### Provided material ###

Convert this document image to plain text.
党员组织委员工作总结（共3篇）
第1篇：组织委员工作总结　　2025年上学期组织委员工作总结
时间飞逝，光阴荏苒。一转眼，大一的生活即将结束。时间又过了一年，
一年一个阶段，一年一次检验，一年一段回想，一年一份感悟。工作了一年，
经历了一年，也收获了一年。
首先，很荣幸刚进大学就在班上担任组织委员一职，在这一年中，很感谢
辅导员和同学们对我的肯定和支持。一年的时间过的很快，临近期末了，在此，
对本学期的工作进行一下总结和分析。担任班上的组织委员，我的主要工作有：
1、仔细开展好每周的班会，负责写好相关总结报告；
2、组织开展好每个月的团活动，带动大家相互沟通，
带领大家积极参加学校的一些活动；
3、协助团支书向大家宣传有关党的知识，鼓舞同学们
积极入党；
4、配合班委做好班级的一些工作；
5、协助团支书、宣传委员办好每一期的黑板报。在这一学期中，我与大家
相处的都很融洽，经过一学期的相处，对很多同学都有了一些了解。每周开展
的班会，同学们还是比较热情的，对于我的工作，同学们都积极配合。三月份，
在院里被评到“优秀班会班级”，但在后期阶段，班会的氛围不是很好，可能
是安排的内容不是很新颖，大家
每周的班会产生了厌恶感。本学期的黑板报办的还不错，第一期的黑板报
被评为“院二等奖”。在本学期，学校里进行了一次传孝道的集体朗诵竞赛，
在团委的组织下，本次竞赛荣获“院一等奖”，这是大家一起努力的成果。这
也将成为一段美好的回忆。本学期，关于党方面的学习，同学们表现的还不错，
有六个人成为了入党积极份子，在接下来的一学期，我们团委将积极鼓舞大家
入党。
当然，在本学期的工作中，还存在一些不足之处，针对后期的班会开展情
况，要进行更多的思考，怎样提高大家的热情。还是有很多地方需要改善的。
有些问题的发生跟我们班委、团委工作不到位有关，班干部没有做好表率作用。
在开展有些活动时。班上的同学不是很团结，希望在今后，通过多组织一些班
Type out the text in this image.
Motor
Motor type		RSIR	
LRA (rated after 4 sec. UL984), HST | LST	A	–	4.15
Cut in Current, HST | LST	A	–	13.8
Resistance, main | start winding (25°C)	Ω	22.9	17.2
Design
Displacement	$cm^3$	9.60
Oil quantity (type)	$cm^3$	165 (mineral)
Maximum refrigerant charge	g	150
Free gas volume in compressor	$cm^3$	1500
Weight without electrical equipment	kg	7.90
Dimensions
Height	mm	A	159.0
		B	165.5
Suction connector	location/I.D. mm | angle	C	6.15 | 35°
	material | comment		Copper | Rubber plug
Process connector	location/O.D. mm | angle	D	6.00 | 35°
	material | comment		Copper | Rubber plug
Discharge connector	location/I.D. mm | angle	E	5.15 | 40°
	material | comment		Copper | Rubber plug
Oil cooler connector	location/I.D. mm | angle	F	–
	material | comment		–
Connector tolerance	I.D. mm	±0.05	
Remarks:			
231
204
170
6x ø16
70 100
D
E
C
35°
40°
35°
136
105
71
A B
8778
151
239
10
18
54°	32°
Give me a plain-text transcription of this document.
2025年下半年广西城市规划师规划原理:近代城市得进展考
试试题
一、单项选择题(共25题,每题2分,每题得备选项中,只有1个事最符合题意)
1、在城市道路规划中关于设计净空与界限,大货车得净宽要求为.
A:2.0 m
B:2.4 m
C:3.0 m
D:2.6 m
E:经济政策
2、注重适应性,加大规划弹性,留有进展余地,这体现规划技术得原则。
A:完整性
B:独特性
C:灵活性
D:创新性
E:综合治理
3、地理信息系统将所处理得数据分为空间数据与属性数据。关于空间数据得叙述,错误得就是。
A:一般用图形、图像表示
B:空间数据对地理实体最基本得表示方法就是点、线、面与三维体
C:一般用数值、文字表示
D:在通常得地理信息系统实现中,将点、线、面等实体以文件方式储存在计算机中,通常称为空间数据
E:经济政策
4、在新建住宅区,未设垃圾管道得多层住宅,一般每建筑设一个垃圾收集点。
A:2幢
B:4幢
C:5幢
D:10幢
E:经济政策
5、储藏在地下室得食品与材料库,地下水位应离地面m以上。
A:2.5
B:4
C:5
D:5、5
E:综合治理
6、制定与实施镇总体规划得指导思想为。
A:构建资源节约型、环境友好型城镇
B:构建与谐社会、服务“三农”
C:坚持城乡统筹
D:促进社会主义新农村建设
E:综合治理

###

(Task instructions) Lines that hold "text" are the ones to copy; find all of them.

(Complete answer)
Convert this document image to plain text.
Type out the text in this image.
Give me a plain-text transcription of this document.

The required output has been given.